• **WHAT TO WORK ON**
Wherever a line holds the string "база", copy that line.

• **Items listed in a dataset**

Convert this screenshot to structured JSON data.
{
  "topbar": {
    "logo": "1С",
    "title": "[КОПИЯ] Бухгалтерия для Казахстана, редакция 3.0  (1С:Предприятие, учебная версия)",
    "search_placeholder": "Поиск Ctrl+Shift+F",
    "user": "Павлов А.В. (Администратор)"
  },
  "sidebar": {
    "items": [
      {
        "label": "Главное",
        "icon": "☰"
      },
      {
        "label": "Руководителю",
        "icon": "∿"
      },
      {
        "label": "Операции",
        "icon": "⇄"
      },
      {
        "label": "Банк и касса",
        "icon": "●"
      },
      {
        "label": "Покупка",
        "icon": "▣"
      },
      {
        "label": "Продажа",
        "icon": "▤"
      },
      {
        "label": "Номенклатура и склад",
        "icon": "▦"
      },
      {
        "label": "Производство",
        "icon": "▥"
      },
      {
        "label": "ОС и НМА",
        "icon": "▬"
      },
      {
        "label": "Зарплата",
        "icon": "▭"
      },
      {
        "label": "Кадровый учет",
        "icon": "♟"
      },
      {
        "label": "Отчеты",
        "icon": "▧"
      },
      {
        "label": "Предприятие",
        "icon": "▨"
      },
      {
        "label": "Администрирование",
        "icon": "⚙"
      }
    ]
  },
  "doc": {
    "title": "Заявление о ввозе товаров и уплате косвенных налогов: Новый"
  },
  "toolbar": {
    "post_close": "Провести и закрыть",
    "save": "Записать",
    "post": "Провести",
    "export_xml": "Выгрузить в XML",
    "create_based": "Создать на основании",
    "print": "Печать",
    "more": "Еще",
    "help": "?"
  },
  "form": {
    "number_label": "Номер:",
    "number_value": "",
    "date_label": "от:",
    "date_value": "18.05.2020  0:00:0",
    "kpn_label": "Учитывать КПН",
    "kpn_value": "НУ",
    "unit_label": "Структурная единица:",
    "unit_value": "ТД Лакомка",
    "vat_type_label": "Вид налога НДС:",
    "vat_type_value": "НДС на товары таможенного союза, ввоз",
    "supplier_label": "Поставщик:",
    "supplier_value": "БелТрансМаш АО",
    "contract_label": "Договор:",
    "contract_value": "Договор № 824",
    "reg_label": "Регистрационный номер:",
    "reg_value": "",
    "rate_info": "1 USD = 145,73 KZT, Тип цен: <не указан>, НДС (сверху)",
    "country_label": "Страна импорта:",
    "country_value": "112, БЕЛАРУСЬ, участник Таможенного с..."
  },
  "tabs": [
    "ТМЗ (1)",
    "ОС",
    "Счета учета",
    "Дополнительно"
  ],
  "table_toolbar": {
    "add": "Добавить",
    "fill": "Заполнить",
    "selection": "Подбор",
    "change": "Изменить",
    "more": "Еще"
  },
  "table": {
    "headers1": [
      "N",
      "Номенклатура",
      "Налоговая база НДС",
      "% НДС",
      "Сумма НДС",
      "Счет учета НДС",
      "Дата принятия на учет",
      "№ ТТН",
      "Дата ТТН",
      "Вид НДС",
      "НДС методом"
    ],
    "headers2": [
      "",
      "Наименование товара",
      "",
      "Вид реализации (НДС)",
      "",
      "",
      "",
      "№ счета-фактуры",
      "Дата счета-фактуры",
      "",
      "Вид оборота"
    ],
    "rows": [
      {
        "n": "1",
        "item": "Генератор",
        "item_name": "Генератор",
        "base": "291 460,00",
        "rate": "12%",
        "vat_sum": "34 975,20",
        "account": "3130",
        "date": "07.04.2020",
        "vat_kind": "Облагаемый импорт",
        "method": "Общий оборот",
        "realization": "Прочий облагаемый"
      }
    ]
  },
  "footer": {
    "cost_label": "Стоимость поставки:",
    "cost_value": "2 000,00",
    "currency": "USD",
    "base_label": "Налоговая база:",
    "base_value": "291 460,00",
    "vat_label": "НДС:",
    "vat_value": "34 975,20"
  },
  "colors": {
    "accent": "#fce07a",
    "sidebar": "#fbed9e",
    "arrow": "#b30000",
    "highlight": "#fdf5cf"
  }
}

• **THE ANSWER**
      "Налоговая база НДС",
    "base_label": "Налоговая база:",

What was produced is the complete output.